**Brief**
Pick out the lines in the listing below that contain the word "下列说法正确的是" and copy them.

════════════════════

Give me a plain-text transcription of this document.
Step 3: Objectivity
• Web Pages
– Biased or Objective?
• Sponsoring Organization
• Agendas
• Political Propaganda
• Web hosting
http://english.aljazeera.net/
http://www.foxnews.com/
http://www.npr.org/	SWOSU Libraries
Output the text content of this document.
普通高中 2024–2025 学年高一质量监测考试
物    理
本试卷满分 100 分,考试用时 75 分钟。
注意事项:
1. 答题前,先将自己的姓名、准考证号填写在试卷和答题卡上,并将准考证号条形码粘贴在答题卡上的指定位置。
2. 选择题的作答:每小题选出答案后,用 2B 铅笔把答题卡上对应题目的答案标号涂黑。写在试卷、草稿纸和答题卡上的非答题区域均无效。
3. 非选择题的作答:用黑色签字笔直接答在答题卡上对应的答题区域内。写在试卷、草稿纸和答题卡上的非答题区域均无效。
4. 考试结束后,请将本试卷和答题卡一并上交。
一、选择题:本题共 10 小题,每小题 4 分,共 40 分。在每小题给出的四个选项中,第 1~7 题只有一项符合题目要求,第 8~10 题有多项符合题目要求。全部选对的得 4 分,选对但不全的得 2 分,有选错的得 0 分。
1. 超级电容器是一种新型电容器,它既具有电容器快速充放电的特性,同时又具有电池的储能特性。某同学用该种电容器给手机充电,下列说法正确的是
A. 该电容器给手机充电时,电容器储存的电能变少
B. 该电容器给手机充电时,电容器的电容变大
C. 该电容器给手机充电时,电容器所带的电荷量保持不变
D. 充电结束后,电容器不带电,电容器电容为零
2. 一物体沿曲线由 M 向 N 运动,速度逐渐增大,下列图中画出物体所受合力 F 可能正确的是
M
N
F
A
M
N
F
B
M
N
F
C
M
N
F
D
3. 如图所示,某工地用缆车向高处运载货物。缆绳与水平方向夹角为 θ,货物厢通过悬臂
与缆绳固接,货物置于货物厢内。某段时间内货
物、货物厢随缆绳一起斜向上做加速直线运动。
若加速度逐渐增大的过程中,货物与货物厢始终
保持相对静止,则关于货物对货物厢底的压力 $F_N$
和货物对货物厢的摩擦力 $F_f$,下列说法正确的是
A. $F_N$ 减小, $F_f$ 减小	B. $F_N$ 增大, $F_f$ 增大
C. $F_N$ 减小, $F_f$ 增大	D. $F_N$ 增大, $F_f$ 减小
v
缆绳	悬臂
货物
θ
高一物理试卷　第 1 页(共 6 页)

════════════════════

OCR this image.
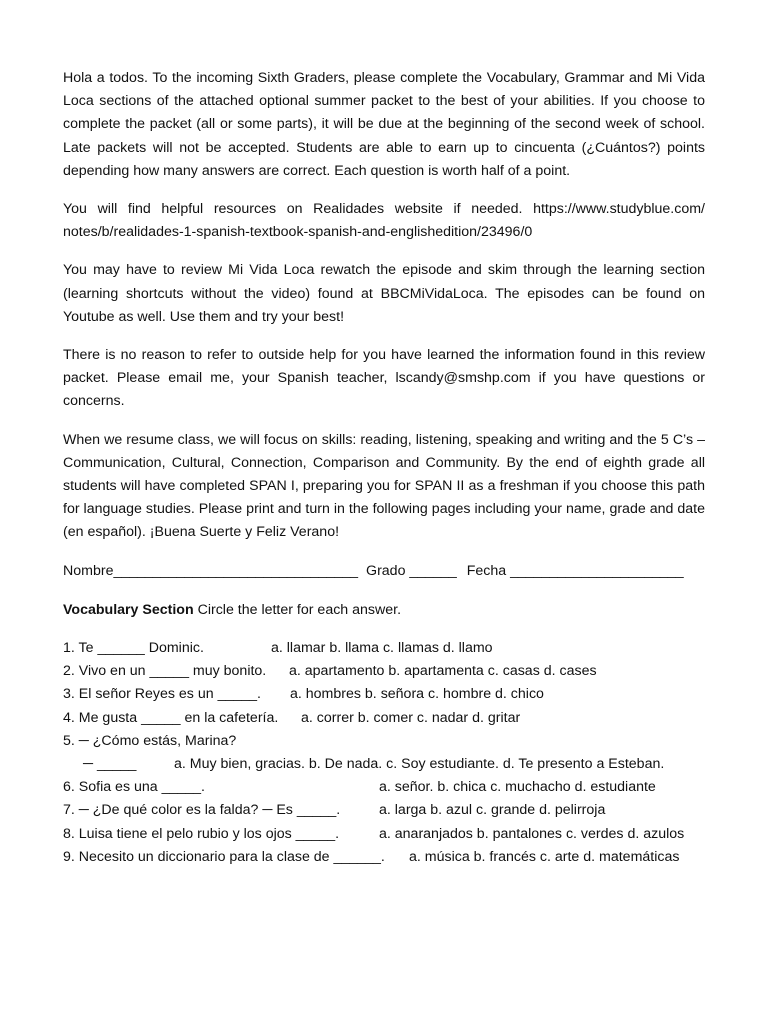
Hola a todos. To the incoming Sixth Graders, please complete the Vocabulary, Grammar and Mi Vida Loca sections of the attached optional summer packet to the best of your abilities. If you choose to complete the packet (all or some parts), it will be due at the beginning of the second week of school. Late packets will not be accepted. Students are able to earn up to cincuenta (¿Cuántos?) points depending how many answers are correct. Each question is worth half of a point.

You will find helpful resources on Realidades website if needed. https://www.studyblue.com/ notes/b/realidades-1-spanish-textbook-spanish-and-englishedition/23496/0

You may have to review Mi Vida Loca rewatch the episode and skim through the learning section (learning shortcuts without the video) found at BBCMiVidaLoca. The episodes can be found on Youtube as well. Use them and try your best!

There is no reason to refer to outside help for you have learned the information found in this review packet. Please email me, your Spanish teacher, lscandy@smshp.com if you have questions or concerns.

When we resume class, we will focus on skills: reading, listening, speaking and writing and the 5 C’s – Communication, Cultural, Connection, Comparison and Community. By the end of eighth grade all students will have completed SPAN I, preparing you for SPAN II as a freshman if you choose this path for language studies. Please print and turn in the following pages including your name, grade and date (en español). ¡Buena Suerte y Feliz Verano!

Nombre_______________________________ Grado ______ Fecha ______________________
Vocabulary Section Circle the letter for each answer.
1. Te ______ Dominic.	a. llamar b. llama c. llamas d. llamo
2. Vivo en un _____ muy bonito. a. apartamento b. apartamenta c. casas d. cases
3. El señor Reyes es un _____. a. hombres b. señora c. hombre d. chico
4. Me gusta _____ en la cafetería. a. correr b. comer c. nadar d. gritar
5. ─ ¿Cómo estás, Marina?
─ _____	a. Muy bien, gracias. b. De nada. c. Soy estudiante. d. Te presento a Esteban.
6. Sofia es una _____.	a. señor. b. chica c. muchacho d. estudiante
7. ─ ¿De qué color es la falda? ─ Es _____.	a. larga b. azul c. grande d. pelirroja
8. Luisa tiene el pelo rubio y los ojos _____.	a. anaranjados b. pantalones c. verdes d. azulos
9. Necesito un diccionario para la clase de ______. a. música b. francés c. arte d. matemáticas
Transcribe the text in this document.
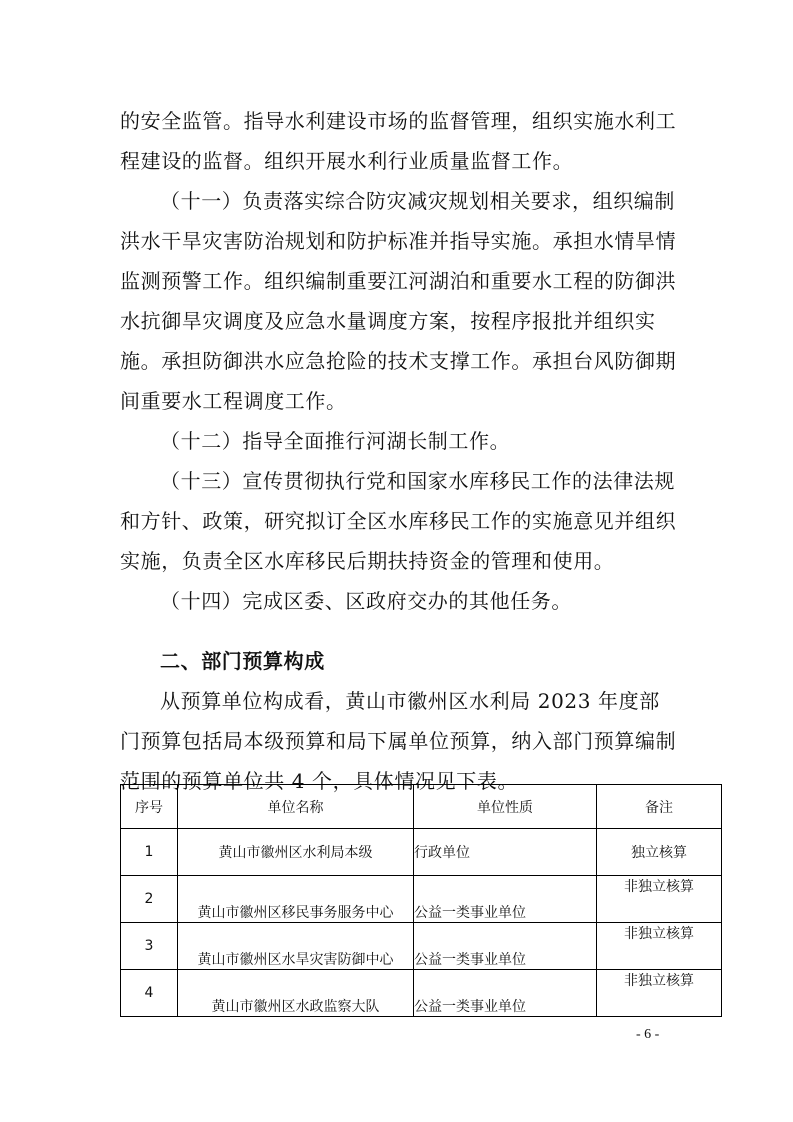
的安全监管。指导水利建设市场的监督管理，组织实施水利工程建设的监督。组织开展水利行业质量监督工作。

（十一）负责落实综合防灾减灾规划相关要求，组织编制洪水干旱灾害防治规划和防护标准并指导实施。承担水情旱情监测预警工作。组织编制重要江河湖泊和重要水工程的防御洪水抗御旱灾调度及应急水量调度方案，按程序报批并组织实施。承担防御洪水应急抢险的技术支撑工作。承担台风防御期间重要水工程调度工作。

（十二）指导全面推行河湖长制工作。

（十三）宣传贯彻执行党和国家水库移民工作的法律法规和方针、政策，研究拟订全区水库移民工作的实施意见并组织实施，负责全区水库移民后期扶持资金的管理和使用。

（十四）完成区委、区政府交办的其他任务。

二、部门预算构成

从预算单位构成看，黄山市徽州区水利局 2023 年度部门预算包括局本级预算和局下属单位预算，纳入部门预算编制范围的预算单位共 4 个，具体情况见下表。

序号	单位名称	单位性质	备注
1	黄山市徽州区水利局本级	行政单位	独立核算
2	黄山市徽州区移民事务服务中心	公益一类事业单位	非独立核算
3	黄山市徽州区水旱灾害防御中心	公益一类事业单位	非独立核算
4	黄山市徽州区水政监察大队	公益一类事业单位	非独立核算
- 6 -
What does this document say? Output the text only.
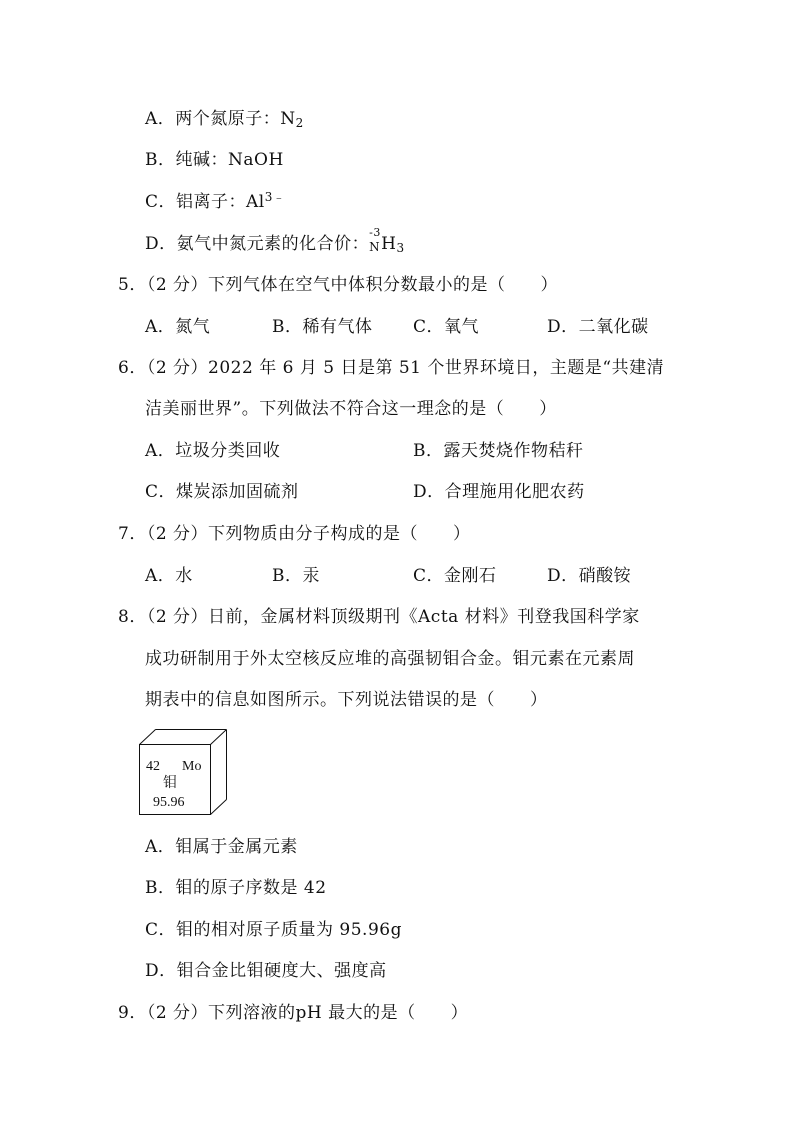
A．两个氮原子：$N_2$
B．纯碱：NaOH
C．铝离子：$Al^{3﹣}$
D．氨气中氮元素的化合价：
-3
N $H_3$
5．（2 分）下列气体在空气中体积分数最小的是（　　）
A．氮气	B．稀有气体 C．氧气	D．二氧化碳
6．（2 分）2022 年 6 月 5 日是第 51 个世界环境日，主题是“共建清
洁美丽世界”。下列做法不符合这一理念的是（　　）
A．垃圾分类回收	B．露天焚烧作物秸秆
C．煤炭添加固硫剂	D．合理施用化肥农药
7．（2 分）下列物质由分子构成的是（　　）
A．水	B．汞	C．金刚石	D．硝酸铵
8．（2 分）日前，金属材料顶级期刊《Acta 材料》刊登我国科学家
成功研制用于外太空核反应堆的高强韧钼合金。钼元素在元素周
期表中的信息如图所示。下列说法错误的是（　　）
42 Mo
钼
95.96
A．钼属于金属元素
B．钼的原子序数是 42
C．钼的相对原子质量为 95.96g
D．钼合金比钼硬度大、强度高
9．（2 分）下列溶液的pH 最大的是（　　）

════════════════════

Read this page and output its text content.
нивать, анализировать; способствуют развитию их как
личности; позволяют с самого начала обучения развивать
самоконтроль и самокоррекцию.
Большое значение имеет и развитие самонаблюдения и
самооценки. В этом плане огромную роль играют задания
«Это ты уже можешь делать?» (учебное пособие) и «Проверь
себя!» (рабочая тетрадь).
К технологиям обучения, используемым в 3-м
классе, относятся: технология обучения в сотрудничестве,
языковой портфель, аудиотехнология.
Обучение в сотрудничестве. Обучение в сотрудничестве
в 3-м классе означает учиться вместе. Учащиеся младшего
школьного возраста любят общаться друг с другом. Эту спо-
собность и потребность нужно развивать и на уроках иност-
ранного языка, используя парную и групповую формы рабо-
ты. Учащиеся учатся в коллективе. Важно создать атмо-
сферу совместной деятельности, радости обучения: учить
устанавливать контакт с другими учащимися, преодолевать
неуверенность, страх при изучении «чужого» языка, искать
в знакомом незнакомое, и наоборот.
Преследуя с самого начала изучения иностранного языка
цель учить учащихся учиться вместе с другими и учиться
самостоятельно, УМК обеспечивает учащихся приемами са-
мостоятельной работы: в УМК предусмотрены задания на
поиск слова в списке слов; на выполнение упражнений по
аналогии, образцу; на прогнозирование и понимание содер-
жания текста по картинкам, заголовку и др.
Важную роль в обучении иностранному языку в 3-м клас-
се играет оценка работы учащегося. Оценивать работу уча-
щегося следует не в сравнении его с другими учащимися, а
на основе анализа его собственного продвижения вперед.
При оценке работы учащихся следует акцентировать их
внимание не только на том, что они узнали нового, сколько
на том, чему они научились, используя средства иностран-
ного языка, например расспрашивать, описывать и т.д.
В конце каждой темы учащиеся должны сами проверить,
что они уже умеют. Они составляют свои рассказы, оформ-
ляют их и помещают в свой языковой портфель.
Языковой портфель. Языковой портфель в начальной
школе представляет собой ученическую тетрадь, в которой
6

════════════════════

**Response**
1. 超级电容器是一种新型电容器,它既具有电容器快速充放电的特性,同时又具有电池的储能特性。某同学用该种电容器给手机充电,下列说法正确的是
和货物对货物厢的摩擦力 $F_f$,下列说法正确的是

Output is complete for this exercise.